● Task goal:
For this exercise, copy out each line of the material below that includes "score".

(Stored entries)
☆ ☆ ☆ ☆ ☆ ☆ ☆
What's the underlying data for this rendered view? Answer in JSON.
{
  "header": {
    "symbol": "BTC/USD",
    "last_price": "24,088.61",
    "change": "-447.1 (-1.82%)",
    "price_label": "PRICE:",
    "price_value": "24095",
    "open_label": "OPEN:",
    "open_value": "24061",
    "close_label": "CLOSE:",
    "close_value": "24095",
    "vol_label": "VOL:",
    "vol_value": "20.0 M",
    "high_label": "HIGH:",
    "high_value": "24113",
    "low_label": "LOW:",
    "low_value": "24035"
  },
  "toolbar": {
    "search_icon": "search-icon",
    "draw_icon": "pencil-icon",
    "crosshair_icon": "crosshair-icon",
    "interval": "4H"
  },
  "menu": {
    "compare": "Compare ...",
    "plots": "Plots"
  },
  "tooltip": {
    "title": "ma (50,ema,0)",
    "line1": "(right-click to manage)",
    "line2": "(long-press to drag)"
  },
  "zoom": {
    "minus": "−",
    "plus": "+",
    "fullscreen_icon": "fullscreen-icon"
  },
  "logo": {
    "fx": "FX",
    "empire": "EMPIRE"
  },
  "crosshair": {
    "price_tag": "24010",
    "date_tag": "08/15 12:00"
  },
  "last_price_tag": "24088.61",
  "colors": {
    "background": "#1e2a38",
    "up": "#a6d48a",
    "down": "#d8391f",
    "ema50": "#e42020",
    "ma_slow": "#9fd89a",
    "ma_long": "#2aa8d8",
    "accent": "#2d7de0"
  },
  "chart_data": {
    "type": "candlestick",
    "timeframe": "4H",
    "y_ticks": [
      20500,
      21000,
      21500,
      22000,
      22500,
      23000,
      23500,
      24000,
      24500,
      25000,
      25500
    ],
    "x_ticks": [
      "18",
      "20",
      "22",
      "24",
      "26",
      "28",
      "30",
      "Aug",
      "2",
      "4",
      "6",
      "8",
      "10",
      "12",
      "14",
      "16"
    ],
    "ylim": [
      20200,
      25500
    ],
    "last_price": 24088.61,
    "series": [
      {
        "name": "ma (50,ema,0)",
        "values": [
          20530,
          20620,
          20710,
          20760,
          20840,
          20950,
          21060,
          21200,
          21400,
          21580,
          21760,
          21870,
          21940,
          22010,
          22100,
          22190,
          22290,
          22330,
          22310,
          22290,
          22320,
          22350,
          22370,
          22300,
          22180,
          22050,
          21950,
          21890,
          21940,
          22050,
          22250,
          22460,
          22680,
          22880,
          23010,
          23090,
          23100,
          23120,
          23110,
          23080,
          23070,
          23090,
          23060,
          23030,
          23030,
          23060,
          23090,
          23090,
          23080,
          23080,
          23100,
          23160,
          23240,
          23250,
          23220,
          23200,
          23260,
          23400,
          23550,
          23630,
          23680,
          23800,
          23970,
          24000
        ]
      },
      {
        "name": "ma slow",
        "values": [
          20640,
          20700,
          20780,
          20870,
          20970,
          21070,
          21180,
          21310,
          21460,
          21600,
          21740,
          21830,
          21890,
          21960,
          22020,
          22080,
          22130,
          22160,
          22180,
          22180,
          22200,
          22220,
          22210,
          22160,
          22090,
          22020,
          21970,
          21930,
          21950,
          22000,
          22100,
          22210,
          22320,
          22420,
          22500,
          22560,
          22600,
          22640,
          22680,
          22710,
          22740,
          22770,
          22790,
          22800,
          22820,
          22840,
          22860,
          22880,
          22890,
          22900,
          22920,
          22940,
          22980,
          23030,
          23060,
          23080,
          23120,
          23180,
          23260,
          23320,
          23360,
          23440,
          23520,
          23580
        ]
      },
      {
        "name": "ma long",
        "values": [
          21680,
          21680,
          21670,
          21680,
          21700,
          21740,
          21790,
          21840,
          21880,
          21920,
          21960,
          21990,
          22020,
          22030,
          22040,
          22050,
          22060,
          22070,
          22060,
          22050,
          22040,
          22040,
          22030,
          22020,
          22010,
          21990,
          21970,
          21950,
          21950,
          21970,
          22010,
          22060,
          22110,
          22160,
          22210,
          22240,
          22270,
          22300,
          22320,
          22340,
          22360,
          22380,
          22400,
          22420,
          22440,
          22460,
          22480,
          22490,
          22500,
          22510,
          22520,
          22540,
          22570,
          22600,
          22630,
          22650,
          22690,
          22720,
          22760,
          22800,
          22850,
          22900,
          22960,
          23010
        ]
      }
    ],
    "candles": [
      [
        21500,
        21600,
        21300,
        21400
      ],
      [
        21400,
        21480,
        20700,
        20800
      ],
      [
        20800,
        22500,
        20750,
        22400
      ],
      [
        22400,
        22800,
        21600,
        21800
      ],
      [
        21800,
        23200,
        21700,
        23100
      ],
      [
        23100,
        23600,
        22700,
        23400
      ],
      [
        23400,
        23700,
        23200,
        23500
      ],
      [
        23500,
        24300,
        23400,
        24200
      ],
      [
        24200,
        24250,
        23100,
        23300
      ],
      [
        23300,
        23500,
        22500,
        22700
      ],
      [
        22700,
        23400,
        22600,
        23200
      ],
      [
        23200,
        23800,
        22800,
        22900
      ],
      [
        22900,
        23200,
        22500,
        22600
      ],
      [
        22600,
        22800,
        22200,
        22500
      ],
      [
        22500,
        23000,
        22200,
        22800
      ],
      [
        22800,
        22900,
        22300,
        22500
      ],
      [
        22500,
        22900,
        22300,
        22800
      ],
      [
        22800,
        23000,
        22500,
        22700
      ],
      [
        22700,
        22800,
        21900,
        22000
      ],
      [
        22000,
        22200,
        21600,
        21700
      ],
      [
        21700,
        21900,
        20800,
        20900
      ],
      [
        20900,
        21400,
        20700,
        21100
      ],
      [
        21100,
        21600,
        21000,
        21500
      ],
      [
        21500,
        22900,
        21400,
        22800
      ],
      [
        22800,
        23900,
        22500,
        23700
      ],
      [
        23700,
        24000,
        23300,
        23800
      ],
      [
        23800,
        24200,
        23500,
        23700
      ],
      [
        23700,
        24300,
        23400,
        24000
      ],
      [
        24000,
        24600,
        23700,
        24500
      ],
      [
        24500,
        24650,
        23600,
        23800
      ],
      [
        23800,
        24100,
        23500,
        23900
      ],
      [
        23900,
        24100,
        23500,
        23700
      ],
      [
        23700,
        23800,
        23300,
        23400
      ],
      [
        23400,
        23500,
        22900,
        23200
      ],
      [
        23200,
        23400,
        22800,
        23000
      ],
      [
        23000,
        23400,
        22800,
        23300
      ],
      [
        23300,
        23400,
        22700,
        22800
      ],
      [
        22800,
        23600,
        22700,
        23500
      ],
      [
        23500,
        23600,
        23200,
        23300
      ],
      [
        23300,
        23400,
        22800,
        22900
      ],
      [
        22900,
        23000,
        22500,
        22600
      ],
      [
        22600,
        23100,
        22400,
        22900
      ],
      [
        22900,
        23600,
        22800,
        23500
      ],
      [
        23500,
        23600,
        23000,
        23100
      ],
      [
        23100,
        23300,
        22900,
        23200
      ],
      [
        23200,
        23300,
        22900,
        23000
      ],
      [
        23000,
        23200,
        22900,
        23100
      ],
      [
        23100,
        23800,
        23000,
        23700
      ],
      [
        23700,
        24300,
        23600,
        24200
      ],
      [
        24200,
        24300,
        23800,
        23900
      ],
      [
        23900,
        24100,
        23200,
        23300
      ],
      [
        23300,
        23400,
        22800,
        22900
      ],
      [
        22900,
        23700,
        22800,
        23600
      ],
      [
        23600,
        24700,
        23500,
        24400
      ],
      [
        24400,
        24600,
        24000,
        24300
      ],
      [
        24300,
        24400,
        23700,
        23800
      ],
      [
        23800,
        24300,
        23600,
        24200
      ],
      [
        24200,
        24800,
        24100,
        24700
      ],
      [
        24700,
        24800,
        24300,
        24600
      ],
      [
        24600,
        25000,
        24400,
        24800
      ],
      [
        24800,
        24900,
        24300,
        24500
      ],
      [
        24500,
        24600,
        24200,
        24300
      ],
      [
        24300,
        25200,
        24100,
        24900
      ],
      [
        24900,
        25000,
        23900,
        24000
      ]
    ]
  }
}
☆ ☆ ☆ ☆ ☆ ☆ ☆
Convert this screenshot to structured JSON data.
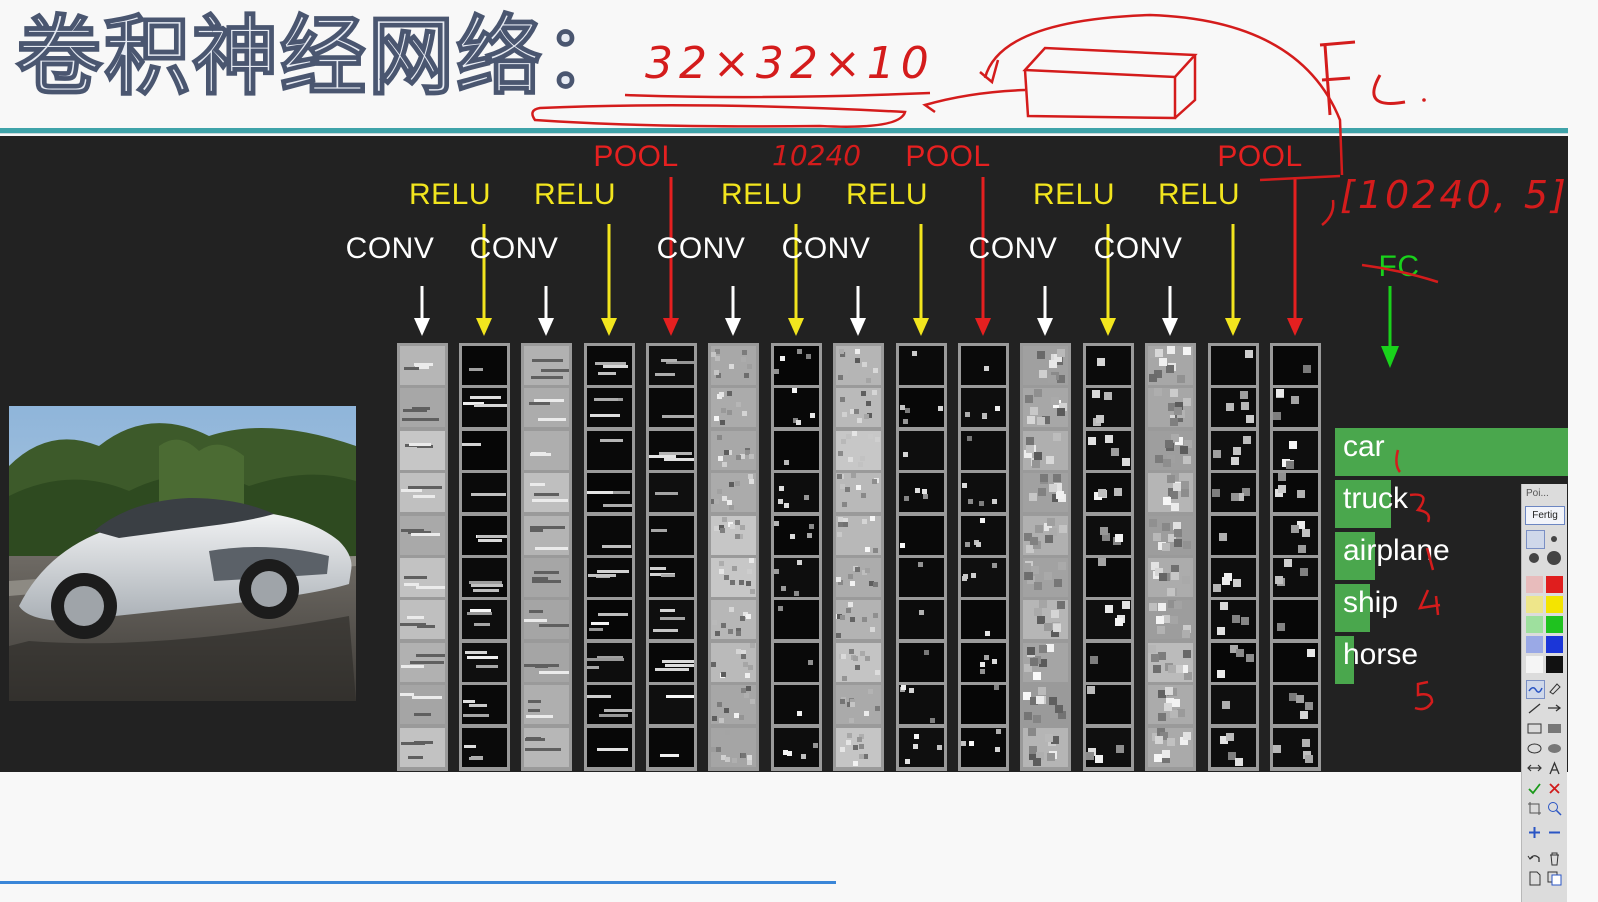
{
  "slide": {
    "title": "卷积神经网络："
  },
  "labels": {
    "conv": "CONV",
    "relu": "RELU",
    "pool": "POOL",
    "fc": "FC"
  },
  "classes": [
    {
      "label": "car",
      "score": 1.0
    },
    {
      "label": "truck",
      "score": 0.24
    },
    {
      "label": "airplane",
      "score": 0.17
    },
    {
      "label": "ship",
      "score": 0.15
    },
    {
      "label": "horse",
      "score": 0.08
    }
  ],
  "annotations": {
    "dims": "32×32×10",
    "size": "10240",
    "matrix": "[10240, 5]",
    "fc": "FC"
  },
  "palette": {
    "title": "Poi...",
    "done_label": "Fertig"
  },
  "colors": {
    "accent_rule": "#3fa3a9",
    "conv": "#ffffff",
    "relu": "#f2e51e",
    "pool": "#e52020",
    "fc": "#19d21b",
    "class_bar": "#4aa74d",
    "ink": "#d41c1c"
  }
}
☆ ☆ ☆ ☆ ☆ ☆ ☆
● Complete output:
      "score": 1.0
      "score": 0.24
      "score": 0.17
      "score": 0.15
      "score": 0.08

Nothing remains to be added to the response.